→ Record extracts:
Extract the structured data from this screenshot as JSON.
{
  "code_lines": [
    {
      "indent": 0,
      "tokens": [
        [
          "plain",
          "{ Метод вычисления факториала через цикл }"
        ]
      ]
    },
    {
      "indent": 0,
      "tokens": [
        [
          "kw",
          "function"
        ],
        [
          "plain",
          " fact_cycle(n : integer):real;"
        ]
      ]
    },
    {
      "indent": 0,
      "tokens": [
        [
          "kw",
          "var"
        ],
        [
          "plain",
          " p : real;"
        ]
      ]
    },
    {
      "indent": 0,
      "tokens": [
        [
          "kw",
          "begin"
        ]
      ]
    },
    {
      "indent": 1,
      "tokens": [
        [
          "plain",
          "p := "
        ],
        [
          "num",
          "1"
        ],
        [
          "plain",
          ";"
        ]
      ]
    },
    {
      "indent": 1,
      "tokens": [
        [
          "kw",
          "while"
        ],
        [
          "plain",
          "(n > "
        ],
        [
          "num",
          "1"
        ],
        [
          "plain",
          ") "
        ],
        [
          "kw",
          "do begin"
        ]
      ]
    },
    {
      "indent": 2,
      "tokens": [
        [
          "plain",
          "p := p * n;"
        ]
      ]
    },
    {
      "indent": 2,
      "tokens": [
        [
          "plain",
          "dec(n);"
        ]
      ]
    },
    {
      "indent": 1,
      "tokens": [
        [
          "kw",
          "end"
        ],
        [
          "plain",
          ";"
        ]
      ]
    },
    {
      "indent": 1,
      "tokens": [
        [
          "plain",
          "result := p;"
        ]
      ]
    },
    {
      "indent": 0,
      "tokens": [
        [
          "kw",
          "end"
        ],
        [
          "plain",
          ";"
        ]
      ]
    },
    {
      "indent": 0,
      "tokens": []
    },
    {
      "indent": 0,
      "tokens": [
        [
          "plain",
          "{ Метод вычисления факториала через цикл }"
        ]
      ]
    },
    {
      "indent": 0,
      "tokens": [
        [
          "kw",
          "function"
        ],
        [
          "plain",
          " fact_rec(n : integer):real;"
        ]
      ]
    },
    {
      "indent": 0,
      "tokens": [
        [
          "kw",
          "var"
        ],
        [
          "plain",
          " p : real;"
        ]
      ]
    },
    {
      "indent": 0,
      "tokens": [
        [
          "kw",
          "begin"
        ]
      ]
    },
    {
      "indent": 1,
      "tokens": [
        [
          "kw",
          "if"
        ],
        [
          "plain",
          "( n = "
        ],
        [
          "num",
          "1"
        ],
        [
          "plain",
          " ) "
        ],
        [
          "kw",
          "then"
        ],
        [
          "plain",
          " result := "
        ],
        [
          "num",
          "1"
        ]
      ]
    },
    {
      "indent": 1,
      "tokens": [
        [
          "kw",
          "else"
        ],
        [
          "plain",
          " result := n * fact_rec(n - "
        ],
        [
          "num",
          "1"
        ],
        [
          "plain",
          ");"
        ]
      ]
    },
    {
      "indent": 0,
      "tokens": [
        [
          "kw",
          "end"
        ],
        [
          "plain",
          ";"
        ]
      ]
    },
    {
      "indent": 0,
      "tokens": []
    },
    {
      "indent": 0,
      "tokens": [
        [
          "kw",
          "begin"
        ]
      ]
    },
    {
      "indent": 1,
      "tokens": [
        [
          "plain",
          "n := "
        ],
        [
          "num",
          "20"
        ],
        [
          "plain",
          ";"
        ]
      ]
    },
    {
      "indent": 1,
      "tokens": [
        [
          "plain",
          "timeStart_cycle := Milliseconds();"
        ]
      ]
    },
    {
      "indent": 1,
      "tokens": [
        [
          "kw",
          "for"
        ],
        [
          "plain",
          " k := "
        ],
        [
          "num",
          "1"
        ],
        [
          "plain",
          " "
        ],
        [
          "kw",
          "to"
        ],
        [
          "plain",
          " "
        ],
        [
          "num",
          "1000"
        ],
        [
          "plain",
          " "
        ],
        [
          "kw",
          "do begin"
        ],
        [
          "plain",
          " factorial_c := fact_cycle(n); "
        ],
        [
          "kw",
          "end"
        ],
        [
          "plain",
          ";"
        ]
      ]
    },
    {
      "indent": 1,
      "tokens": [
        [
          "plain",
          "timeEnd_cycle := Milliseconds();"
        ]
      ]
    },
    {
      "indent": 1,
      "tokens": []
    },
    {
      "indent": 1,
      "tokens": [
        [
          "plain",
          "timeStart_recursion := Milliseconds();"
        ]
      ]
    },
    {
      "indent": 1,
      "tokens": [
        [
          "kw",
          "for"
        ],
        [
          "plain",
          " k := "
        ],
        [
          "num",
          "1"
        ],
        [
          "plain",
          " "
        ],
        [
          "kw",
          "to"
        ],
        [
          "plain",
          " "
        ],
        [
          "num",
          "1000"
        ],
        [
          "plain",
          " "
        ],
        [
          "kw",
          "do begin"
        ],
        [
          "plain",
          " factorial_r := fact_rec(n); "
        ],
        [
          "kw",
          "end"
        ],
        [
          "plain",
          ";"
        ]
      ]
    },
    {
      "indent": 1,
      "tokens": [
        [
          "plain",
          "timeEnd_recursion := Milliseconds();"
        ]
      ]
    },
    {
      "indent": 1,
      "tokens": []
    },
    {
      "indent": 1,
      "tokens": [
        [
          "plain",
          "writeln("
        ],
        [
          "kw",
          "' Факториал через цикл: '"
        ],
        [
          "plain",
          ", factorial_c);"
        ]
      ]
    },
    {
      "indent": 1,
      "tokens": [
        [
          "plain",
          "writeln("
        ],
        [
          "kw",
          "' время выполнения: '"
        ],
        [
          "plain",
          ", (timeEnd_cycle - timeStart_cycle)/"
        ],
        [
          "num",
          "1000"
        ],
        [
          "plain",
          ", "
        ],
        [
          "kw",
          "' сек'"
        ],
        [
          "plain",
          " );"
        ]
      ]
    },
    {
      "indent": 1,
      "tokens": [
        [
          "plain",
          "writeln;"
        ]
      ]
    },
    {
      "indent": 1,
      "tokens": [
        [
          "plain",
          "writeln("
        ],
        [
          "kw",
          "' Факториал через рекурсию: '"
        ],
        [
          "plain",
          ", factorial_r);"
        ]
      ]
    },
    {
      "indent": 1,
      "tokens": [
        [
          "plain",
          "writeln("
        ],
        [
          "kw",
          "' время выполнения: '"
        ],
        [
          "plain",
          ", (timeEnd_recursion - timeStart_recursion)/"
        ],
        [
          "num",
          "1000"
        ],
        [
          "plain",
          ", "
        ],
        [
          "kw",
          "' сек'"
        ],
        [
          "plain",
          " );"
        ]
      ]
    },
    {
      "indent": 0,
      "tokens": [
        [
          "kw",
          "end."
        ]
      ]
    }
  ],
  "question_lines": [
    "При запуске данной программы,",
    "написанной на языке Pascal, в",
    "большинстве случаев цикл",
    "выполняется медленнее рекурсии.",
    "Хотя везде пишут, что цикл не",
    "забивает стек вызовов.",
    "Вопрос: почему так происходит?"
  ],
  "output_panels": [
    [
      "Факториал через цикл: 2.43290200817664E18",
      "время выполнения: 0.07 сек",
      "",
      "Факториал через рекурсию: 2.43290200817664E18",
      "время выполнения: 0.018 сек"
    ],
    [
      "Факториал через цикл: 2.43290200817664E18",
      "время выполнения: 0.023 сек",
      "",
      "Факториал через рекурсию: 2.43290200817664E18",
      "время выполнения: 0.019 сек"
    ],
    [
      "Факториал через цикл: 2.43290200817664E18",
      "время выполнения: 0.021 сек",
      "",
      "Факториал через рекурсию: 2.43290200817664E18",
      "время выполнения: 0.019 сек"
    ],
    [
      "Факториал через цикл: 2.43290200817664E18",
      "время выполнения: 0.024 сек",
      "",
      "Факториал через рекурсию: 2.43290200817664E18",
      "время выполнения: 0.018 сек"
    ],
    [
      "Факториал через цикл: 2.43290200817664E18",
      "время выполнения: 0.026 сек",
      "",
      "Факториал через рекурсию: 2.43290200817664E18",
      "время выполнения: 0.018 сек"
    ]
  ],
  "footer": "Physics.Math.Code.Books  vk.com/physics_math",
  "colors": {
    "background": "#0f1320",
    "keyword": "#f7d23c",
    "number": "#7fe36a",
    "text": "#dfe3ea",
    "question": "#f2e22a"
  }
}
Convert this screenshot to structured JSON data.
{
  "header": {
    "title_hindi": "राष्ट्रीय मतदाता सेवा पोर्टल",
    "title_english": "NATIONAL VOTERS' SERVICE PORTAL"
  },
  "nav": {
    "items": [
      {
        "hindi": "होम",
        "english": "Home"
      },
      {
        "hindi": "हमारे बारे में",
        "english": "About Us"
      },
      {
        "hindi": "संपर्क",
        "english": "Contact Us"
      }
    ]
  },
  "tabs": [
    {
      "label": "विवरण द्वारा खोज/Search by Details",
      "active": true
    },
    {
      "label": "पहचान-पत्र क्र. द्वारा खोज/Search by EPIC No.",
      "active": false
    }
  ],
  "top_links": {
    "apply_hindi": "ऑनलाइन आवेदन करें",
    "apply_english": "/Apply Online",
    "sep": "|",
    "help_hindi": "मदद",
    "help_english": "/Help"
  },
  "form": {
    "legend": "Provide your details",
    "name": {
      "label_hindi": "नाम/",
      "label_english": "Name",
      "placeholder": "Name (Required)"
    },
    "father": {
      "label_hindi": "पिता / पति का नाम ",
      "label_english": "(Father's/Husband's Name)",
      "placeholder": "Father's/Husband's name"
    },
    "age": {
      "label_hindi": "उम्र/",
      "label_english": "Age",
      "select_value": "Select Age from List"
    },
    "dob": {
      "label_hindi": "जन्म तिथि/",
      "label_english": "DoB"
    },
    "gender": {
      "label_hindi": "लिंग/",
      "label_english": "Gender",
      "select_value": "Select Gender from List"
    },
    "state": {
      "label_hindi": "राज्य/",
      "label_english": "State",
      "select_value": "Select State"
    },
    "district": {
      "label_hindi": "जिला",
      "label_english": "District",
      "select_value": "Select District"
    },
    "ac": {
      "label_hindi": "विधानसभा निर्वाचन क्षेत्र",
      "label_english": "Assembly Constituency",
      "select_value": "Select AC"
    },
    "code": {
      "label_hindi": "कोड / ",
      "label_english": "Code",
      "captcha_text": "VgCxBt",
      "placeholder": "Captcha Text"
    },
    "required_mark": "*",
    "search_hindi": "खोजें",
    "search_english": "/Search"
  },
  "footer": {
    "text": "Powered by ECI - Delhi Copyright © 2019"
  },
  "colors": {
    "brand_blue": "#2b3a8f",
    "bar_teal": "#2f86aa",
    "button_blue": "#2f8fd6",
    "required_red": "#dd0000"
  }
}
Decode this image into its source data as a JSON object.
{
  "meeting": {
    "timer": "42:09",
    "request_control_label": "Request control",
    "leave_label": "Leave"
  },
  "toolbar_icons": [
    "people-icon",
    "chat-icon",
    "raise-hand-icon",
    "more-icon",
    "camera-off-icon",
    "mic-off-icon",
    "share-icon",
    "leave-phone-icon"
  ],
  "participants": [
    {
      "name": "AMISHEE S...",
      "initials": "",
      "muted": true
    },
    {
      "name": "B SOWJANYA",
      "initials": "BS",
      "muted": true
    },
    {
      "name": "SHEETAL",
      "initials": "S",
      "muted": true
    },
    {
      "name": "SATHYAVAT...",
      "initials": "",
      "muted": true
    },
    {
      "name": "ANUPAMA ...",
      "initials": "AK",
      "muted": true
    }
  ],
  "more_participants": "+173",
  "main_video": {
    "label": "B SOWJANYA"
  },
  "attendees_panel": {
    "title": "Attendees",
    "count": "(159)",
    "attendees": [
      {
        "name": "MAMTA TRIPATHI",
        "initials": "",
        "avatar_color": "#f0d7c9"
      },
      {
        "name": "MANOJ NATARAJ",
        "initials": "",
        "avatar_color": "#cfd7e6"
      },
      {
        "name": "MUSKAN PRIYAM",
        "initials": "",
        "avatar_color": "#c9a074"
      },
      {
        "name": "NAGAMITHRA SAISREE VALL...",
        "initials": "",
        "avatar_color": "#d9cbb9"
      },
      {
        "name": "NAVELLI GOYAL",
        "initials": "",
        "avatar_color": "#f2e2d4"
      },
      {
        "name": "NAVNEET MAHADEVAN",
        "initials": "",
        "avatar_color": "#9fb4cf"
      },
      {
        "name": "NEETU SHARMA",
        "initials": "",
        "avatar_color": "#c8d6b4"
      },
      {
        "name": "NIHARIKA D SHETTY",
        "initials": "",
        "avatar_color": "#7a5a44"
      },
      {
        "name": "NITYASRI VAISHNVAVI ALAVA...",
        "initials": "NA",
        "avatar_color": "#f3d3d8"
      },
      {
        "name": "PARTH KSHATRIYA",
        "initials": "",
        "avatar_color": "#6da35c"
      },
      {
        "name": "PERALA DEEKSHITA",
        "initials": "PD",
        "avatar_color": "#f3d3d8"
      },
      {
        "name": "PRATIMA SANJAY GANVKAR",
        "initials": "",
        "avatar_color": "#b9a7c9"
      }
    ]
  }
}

→ Exercise brief: Return every line of the preceding records in which the word "List" appears.

→ Reply to the task:
      "select_value": "Select Age from List"
      "select_value": "Select Gender from List"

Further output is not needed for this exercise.